_REQUIRED TASK_.
Write out, please, the line containing "Read all visible content and emit it as JSON." together with all lines after it, up to and including the last one, with no other output.

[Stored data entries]
• • • •
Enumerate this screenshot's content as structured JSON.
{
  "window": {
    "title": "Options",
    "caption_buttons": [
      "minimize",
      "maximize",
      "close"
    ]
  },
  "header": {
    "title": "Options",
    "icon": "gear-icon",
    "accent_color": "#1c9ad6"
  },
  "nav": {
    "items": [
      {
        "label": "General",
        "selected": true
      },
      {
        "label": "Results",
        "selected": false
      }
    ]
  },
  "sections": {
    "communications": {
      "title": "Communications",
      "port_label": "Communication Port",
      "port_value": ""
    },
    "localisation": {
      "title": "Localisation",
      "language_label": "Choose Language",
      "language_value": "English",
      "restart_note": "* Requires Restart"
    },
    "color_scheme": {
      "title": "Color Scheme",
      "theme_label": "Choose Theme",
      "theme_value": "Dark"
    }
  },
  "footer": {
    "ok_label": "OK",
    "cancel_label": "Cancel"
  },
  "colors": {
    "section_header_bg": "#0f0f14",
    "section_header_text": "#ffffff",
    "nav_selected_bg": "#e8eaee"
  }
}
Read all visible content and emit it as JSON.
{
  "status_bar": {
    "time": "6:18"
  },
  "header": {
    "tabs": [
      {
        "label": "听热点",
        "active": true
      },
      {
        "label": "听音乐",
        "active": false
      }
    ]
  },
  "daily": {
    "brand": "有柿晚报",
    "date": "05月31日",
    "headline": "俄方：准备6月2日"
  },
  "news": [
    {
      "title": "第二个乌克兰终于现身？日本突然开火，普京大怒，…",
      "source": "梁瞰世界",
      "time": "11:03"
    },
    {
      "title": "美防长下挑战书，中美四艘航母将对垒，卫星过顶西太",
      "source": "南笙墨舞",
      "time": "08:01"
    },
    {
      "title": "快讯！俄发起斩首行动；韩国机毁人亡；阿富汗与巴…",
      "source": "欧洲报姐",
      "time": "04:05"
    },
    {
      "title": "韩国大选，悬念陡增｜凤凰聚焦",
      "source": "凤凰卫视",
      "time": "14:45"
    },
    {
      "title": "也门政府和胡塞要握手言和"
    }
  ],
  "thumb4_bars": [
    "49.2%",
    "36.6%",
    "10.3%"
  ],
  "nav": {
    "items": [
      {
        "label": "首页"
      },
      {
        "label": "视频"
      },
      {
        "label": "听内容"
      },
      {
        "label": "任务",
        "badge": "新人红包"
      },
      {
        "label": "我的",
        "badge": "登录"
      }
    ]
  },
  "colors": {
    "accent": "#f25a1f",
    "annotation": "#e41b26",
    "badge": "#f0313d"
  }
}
• • • •
_RESPONSE TO THIS EXERCISE_.
Read all visible content and emit it as JSON.
{
  "status_bar": {
    "time": "6:18"
  },
  "header": {
    "tabs": [
      {
        "label": "听热点",
        "active": true
      },
      {
        "label": "听音乐",
        "active": false
      }
    ]
  },
  "daily": {
    "brand": "有柿晚报",
    "date": "05月31日",
    "headline": "俄方：准备6月2日"
  },
  "news": [
    {
      "title": "第二个乌克兰终于现身？日本突然开火，普京大怒，…",
      "source": "梁瞰世界",
      "time": "11:03"
    },
    {
      "title": "美防长下挑战书，中美四艘航母将对垒，卫星过顶西太",
      "source": "南笙墨舞",
      "time": "08:01"
    },
    {
      "title": "快讯！俄发起斩首行动；韩国机毁人亡；阿富汗与巴…",
      "source": "欧洲报姐",
      "time": "04:05"
    },
    {
      "title": "韩国大选，悬念陡增｜凤凰聚焦",
      "source": "凤凰卫视",
      "time": "14:45"
    },
    {
      "title": "也门政府和胡塞要握手言和"
    }
  ],
  "thumb4_bars": [
    "49.2%",
    "36.6%",
    "10.3%"
  ],
  "nav": {
    "items": [
      {
        "label": "首页"
      },
      {
        "label": "视频"
      },
      {
        "label": "听内容"
      },
      {
        "label": "任务",
        "badge": "新人红包"
      },
      {
        "label": "我的",
        "badge": "登录"
      }
    ]
  },
  "colors": {
    "accent": "#f25a1f",
    "annotation": "#e41b26",
    "badge": "#f0313d"
  }
}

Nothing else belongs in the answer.